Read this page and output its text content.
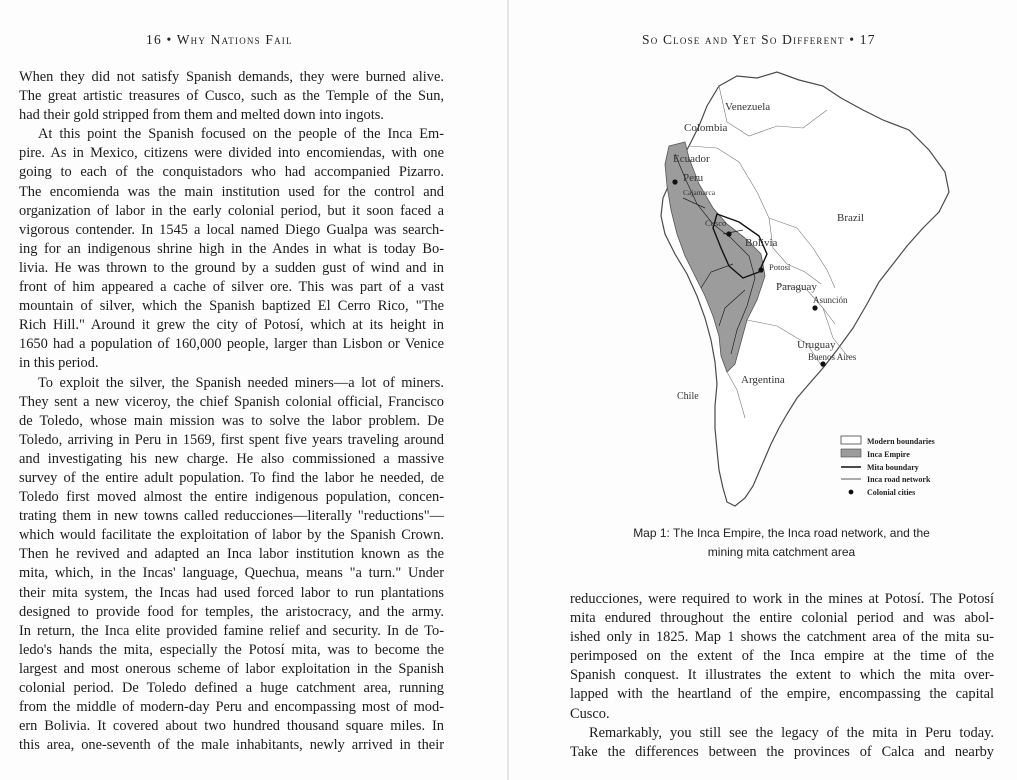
16 • Why Nations Fail
When they did not satisfy Spanish demands, they were burned alive.
The great artistic treasures of Cusco, such as the Temple of the Sun,
had their gold stripped from them and melted down into ingots.
At this point the Spanish focused on the people of the Inca Em-
pire. As in Mexico, citizens were divided into encomiendas, with one
going to each of the conquistadors who had accompanied Pizarro.
The encomienda was the main institution used for the control and
organization of labor in the early colonial period, but it soon faced a
vigorous contender. In 1545 a local named Diego Gualpa was search-
ing for an indigenous shrine high in the Andes in what is today Bo-
livia. He was thrown to the ground by a sudden gust of wind and in
front of him appeared a cache of silver ore. This was part of a vast
mountain of silver, which the Spanish baptized El Cerro Rico, "The
Rich Hill." Around it grew the city of Potosí, which at its height in
1650 had a population of 160,000 people, larger than Lisbon or Venice
in this period.
To exploit the silver, the Spanish needed miners—a lot of miners.
They sent a new viceroy, the chief Spanish colonial official, Francisco
de Toledo, whose main mission was to solve the labor problem. De
Toledo, arriving in Peru in 1569, first spent five years traveling around
and investigating his new charge. He also commissioned a massive
survey of the entire adult population. To find the labor he needed, de
Toledo first moved almost the entire indigenous population, concen-
trating them in new towns called reducciones—literally "reductions"—
which would facilitate the exploitation of labor by the Spanish Crown.
Then he revived and adapted an Inca labor institution known as the
mita, which, in the Incas' language, Quechua, means "a turn." Under
their mita system, the Incas had used forced labor to run plantations
designed to provide food for temples, the aristocracy, and the army.
In return, the Inca elite provided famine relief and security. In de To-
ledo's hands the mita, especially the Potosí mita, was to become the
largest and most onerous scheme of labor exploitation in the Spanish
colonial period. De Toledo defined a huge catchment area, running
from the middle of modern-day Peru and encompassing most of mod-
ern Bolivia. It covered about two hundred thousand square miles. In
this area, one-seventh of the male inhabitants, newly arrived in their
So Close and Yet So Different • 17
Venezuela
Colombia
Ecuador
Peru
Cajamarca
Cusco	Brazil
Bolivia
Potosí
Paraguay
Asunción
Uruguay
Buenos Aires
Argentina
Chile
Modern boundaries
Inca Empire
Mita boundary
Inca road network
Colonial cities
Map 1: The Inca Empire, the Inca road network, and the
mining mita catchment area
reducciones, were required to work in the mines at Potosí. The Potosí
mita endured throughout the entire colonial period and was abol-
ished only in 1825. Map 1 shows the catchment area of the mita su-
perimposed on the extent of the Inca empire at the time of the
Spanish conquest. It illustrates the extent to which the mita over-
lapped with the heartland of the empire, encompassing the capital
Cusco.
Remarkably, you still see the legacy of the mita in Peru today.
Take the differences between the provinces of Calca and nearby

*What needs to be done*. Of the lines in the data, how many contain the word "reducciones"? Provide the number and nothing further.

*Output below*. 2